**Problem statement**
Search the material for the string "Entropy" and copy each line where it occurs.

(Figure collection entries)
○ ○ ○ ○ ○ ○ ○
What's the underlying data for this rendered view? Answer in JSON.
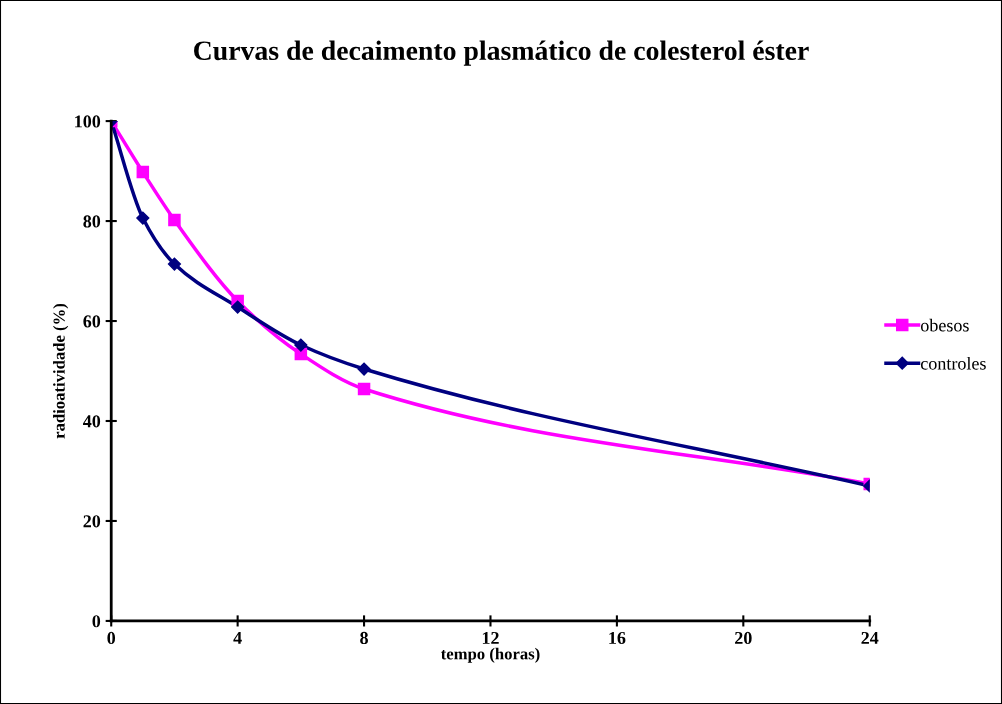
{
  "chart_data": {
    "type": "line",
    "title": "Curvas de decaimento plasmático de colesterol éster",
    "xlabel": "tempo (horas)",
    "ylabel": "radioatividade (%)",
    "x": [
      0,
      1,
      2,
      4,
      6,
      8,
      24
    ],
    "series": [
      {
        "name": "obesos",
        "color": "#ff00ff",
        "marker": "square",
        "values": [
          100,
          89.8,
          80.2,
          64,
          53.4,
          46.4,
          27.4
        ]
      },
      {
        "name": "controles",
        "color": "#000080",
        "marker": "diamond",
        "values": [
          100,
          80.6,
          71.4,
          62.8,
          55.2,
          50.4,
          27
        ]
      }
    ],
    "xlim": [
      0,
      24
    ],
    "xticks": [
      0,
      4,
      8,
      12,
      16,
      20,
      24
    ],
    "ylim": [
      0,
      100
    ],
    "yticks": [
      0,
      20,
      40,
      60,
      80,
      100
    ],
    "grid": false,
    "legend": "right",
    "line_style": "solid"
  }
}
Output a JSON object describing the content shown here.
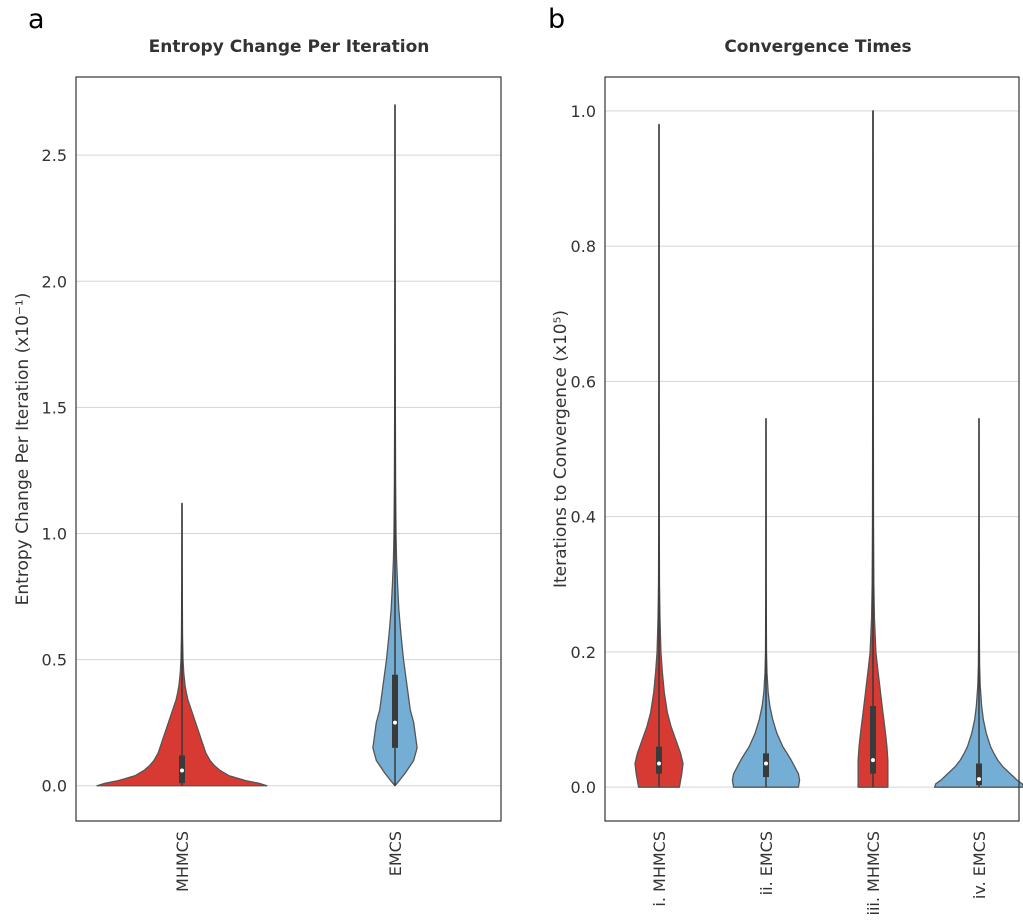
{
  "panels": [
    {
      "letter": "a",
      "colors": {
        "violin_red": "#d73a33",
        "violin_blue": "#74aed4",
        "outline": "#555555",
        "box": "#3a3a3a"
      },
      "chart_data": {
        "type": "violin",
        "title": "Entropy Change Per Iteration",
        "ylabel": "Entropy Change Per Iteration (x10⁻¹)",
        "xlabel": "",
        "ylim": [
          -0.14,
          2.81
        ],
        "yticks": [
          0.0,
          0.5,
          1.0,
          1.5,
          2.0,
          2.5
        ],
        "ytick_labels": [
          "0.0",
          "0.5",
          "1.0",
          "1.5",
          "2.0",
          "2.5"
        ],
        "grid": true,
        "categories": [
          "MHMCS",
          "EMCS"
        ],
        "series": [
          {
            "category": "MHMCS",
            "color": "red",
            "min": 0.0,
            "max": 1.12,
            "q1": 0.01,
            "median": 0.06,
            "q3": 0.12,
            "density": [
              [
                0.0,
                1.0
              ],
              [
                0.01,
                0.9
              ],
              [
                0.02,
                0.75
              ],
              [
                0.04,
                0.55
              ],
              [
                0.06,
                0.45
              ],
              [
                0.08,
                0.38
              ],
              [
                0.1,
                0.33
              ],
              [
                0.13,
                0.28
              ],
              [
                0.16,
                0.25
              ],
              [
                0.19,
                0.22
              ],
              [
                0.22,
                0.19
              ],
              [
                0.25,
                0.16
              ],
              [
                0.28,
                0.13
              ],
              [
                0.31,
                0.1
              ],
              [
                0.34,
                0.07
              ],
              [
                0.37,
                0.05
              ],
              [
                0.4,
                0.035
              ],
              [
                0.45,
                0.02
              ],
              [
                0.5,
                0.012
              ],
              [
                0.6,
                0.006
              ],
              [
                0.8,
                0.003
              ],
              [
                1.12,
                0.0
              ]
            ]
          },
          {
            "category": "EMCS",
            "color": "blue",
            "min": 0.0,
            "max": 2.7,
            "q1": 0.15,
            "median": 0.25,
            "q3": 0.44,
            "density": [
              [
                0.0,
                0.0
              ],
              [
                0.02,
                0.05
              ],
              [
                0.05,
                0.12
              ],
              [
                0.1,
                0.22
              ],
              [
                0.15,
                0.26
              ],
              [
                0.2,
                0.24
              ],
              [
                0.25,
                0.22
              ],
              [
                0.3,
                0.18
              ],
              [
                0.4,
                0.14
              ],
              [
                0.5,
                0.1
              ],
              [
                0.6,
                0.07
              ],
              [
                0.7,
                0.045
              ],
              [
                0.8,
                0.03
              ],
              [
                0.9,
                0.018
              ],
              [
                1.0,
                0.012
              ],
              [
                1.2,
                0.007
              ],
              [
                1.5,
                0.004
              ],
              [
                2.0,
                0.002
              ],
              [
                2.7,
                0.0
              ]
            ]
          }
        ]
      }
    },
    {
      "letter": "b",
      "colors": {
        "violin_red": "#d73a33",
        "violin_blue": "#74aed4",
        "outline": "#555555",
        "box": "#3a3a3a"
      },
      "chart_data": {
        "type": "violin",
        "title": "Convergence Times",
        "ylabel": "Iterations to Convergence (x10⁵)",
        "xlabel": "",
        "ylim": [
          -0.05,
          1.05
        ],
        "yticks": [
          0.0,
          0.2,
          0.4,
          0.6,
          0.8,
          1.0
        ],
        "ytick_labels": [
          "0.0",
          "0.2",
          "0.4",
          "0.6",
          "0.8",
          "1.0"
        ],
        "grid": true,
        "categories": [
          "i. MHMCS",
          "ii. EMCS",
          "iii. MHMCS",
          "iv. EMCS"
        ],
        "series": [
          {
            "category": "i. MHMCS",
            "color": "red",
            "min": 0.0,
            "max": 0.98,
            "q1": 0.02,
            "median": 0.035,
            "q3": 0.06,
            "density": [
              [
                0.0,
                0.85
              ],
              [
                0.01,
                0.9
              ],
              [
                0.02,
                0.95
              ],
              [
                0.035,
                1.0
              ],
              [
                0.05,
                0.9
              ],
              [
                0.07,
                0.7
              ],
              [
                0.09,
                0.5
              ],
              [
                0.11,
                0.35
              ],
              [
                0.14,
                0.22
              ],
              [
                0.17,
                0.14
              ],
              [
                0.2,
                0.08
              ],
              [
                0.25,
                0.04
              ],
              [
                0.3,
                0.02
              ],
              [
                0.4,
                0.01
              ],
              [
                0.6,
                0.005
              ],
              [
                0.98,
                0.0
              ]
            ]
          },
          {
            "category": "ii. EMCS",
            "color": "blue",
            "min": 0.0,
            "max": 0.545,
            "q1": 0.015,
            "median": 0.035,
            "q3": 0.05,
            "density": [
              [
                0.0,
                1.35
              ],
              [
                0.01,
                1.4
              ],
              [
                0.02,
                1.35
              ],
              [
                0.03,
                1.2
              ],
              [
                0.04,
                1.05
              ],
              [
                0.05,
                0.88
              ],
              [
                0.06,
                0.7
              ],
              [
                0.08,
                0.45
              ],
              [
                0.1,
                0.28
              ],
              [
                0.12,
                0.16
              ],
              [
                0.14,
                0.09
              ],
              [
                0.17,
                0.04
              ],
              [
                0.2,
                0.02
              ],
              [
                0.3,
                0.008
              ],
              [
                0.545,
                0.0
              ]
            ]
          },
          {
            "category": "iii. MHMCS",
            "color": "red",
            "min": 0.0,
            "max": 1.0,
            "q1": 0.02,
            "median": 0.04,
            "q3": 0.12,
            "density": [
              [
                0.0,
                0.62
              ],
              [
                0.02,
                0.62
              ],
              [
                0.04,
                0.62
              ],
              [
                0.06,
                0.58
              ],
              [
                0.08,
                0.52
              ],
              [
                0.1,
                0.45
              ],
              [
                0.12,
                0.38
              ],
              [
                0.15,
                0.28
              ],
              [
                0.18,
                0.18
              ],
              [
                0.2,
                0.12
              ],
              [
                0.25,
                0.06
              ],
              [
                0.3,
                0.035
              ],
              [
                0.4,
                0.02
              ],
              [
                0.6,
                0.012
              ],
              [
                0.8,
                0.008
              ],
              [
                1.0,
                0.006
              ]
            ]
          },
          {
            "category": "iv. EMCS",
            "color": "blue",
            "min": 0.0,
            "max": 0.545,
            "q1": 0.003,
            "median": 0.012,
            "q3": 0.035,
            "density": [
              [
                0.0,
                1.85
              ],
              [
                0.005,
                1.8
              ],
              [
                0.01,
                1.6
              ],
              [
                0.02,
                1.3
              ],
              [
                0.03,
                1.0
              ],
              [
                0.04,
                0.78
              ],
              [
                0.05,
                0.62
              ],
              [
                0.06,
                0.48
              ],
              [
                0.08,
                0.3
              ],
              [
                0.1,
                0.18
              ],
              [
                0.12,
                0.11
              ],
              [
                0.15,
                0.05
              ],
              [
                0.18,
                0.025
              ],
              [
                0.25,
                0.01
              ],
              [
                0.545,
                0.0
              ]
            ]
          }
        ]
      }
    }
  ]
}
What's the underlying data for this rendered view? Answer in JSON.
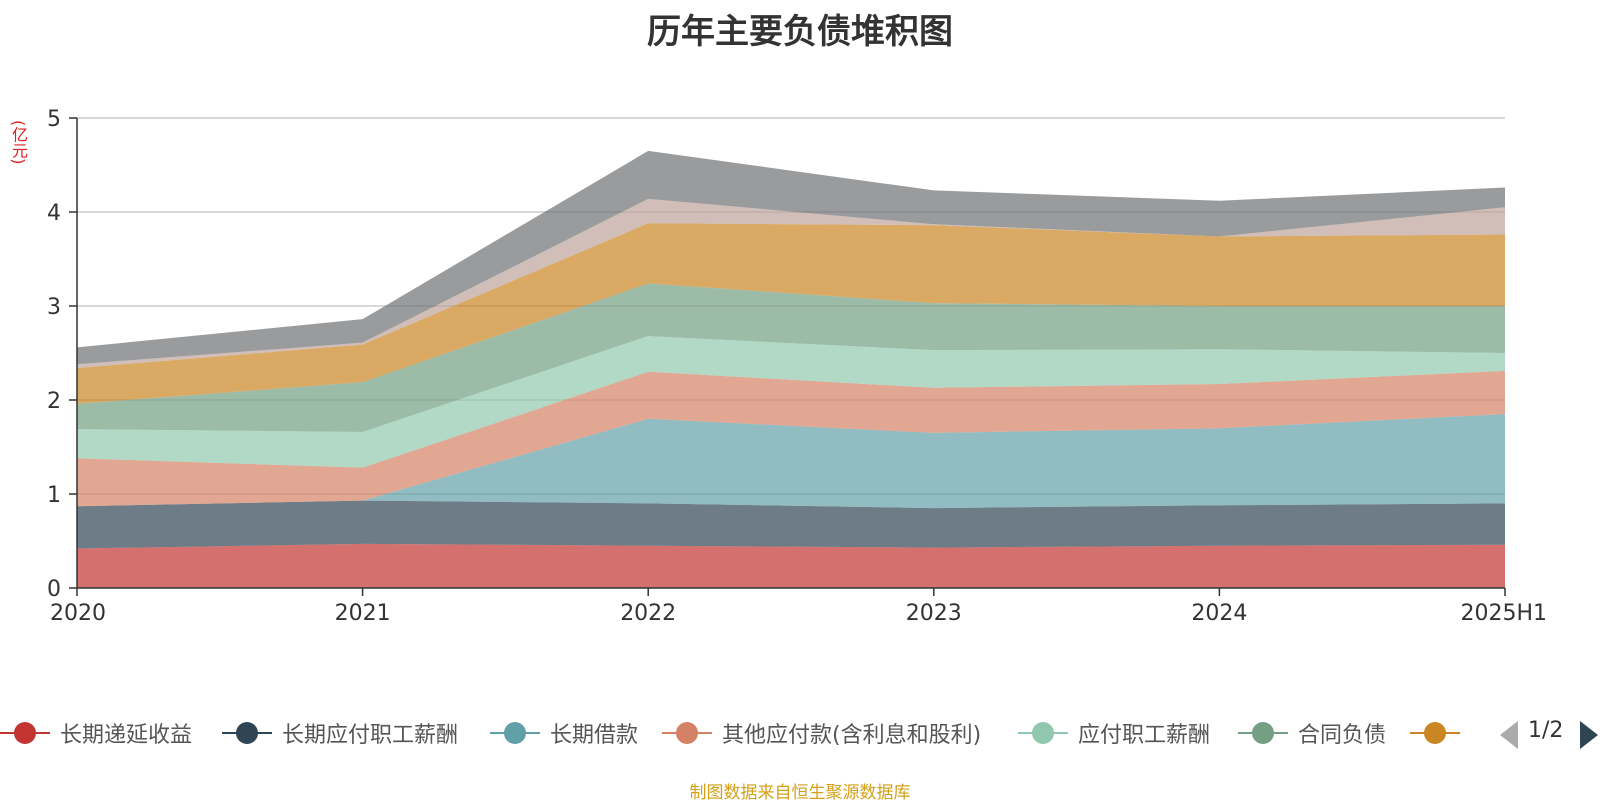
{
  "chart_data": {
    "type": "area",
    "title": "历年主要负债堆积图",
    "ylabel": "(亿元)",
    "x": [
      "2020",
      "2021",
      "2022",
      "2023",
      "2024",
      "2025H1"
    ],
    "ylim": [
      0,
      5
    ],
    "yticks": [
      0,
      1,
      2,
      3,
      4,
      5
    ],
    "grid": true,
    "stacked": true,
    "legend_position": "bottom",
    "series": [
      {
        "name": "长期递延收益",
        "color": "#c23531",
        "values": [
          0.42,
          0.47,
          0.45,
          0.43,
          0.45,
          0.46
        ]
      },
      {
        "name": "长期应付职工薪酬",
        "color": "#2f4554",
        "values": [
          0.45,
          0.46,
          0.45,
          0.42,
          0.43,
          0.44
        ]
      },
      {
        "name": "长期借款",
        "color": "#61a0a8",
        "values": [
          0.0,
          0.0,
          0.9,
          0.8,
          0.82,
          0.95
        ]
      },
      {
        "name": "其他应付款(含利息和股利)",
        "color": "#d48265",
        "values": [
          0.51,
          0.35,
          0.5,
          0.48,
          0.47,
          0.46
        ]
      },
      {
        "name": "应付职工薪酬",
        "color": "#91c7ae",
        "values": [
          0.31,
          0.38,
          0.38,
          0.4,
          0.37,
          0.19
        ]
      },
      {
        "name": "合同负债",
        "color": "#749f83",
        "values": [
          0.27,
          0.53,
          0.56,
          0.5,
          0.46,
          0.5
        ]
      },
      {
        "name": "",
        "color": "#ca8622",
        "values": [
          0.38,
          0.4,
          0.64,
          0.83,
          0.74,
          0.76
        ]
      },
      {
        "name": "",
        "color": "#bda29a",
        "values": [
          0.04,
          0.02,
          0.26,
          0.01,
          0.0,
          0.29
        ]
      },
      {
        "name": "",
        "color": "#6e7074",
        "values": [
          0.18,
          0.25,
          0.51,
          0.36,
          0.38,
          0.21
        ]
      }
    ]
  },
  "legend": {
    "items": [
      {
        "label": "长期递延收益",
        "color": "#c23531"
      },
      {
        "label": "长期应付职工薪酬",
        "color": "#2f4554"
      },
      {
        "label": "长期借款",
        "color": "#61a0a8"
      },
      {
        "label": "其他应付款(含利息和股利)",
        "color": "#d48265"
      },
      {
        "label": "应付职工薪酬",
        "color": "#91c7ae"
      },
      {
        "label": "合同负债",
        "color": "#749f83"
      },
      {
        "label": "",
        "color": "#ca8622"
      }
    ],
    "page_text": "1/2"
  },
  "source_note": "制图数据来自恒生聚源数据库"
}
○ ○ ○ ○ ○ ○ ○
**The answer**
        "title": "Entropy Change Per Iteration",
        "ylabel": "Entropy Change Per Iteration (x10⁻¹)",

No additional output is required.